*WORK TO COMPLETE:*
Whenever a line contains the string "name", copy it out of the entries.

# MATERIAL PROVIDED start

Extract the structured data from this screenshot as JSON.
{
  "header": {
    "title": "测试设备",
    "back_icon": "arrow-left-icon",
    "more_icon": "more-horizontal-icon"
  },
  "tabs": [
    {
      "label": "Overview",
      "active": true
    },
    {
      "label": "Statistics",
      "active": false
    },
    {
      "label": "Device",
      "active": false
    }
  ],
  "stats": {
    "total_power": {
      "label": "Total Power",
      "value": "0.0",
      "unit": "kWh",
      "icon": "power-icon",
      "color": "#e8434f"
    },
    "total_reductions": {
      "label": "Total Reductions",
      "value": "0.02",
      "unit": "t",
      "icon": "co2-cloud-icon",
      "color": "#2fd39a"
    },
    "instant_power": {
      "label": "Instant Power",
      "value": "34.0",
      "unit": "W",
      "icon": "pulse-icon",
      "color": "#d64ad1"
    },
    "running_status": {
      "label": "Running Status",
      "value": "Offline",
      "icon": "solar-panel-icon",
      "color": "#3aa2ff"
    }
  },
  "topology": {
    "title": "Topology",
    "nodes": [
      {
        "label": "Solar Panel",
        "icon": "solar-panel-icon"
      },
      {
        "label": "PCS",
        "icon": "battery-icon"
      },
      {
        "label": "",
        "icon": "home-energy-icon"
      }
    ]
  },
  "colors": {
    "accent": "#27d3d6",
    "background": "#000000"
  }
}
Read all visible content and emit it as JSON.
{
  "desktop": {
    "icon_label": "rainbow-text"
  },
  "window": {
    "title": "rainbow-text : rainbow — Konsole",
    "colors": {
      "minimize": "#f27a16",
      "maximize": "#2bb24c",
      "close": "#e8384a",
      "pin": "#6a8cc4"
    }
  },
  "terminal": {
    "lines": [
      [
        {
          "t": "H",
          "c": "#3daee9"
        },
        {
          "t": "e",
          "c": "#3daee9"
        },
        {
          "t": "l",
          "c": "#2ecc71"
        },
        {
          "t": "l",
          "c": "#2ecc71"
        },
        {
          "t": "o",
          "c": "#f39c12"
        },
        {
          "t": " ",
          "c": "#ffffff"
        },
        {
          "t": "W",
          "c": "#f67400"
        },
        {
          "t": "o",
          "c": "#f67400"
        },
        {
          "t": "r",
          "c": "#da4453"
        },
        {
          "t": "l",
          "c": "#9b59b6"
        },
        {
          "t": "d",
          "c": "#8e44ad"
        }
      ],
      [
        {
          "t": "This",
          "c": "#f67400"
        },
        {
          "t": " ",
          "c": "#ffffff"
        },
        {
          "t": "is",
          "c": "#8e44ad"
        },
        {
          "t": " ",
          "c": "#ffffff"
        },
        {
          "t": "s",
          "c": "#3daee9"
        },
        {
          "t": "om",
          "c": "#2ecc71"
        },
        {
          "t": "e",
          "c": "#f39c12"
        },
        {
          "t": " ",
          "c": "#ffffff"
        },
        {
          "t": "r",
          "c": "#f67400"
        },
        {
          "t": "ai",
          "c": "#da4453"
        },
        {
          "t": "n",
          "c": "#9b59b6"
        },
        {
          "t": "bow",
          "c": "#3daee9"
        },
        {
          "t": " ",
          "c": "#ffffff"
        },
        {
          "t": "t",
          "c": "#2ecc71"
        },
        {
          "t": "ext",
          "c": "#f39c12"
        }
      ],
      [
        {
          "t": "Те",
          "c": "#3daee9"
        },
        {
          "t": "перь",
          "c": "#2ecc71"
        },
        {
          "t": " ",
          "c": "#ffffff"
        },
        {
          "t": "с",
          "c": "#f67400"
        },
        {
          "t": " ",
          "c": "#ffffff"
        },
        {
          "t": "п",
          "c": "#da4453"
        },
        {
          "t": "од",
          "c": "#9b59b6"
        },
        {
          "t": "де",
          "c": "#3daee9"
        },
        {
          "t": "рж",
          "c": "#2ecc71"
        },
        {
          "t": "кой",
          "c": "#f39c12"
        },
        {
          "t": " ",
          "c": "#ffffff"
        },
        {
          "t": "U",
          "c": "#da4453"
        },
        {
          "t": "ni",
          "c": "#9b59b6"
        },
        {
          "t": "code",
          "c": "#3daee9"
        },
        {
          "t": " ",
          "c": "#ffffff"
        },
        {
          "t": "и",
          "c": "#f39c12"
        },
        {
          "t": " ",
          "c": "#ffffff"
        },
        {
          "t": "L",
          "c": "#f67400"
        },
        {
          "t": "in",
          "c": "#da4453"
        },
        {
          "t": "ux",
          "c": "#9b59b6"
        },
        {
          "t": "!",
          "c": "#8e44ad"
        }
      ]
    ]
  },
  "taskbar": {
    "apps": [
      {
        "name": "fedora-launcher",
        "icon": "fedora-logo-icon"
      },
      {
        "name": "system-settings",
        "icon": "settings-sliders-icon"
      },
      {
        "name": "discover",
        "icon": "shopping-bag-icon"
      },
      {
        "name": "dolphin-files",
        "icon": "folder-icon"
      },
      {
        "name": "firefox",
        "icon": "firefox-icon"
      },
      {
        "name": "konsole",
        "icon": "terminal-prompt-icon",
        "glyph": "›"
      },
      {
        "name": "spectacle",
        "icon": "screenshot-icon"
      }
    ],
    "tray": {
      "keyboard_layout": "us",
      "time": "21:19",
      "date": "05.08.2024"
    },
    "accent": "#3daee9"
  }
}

# MATERIAL PROVIDED end

*TASK RESULT:*
        "name": "fedora-launcher",
        "name": "system-settings",
        "name": "discover",
        "name": "dolphin-files",
        "name": "firefox",
        "name": "konsole",
        "name": "spectacle",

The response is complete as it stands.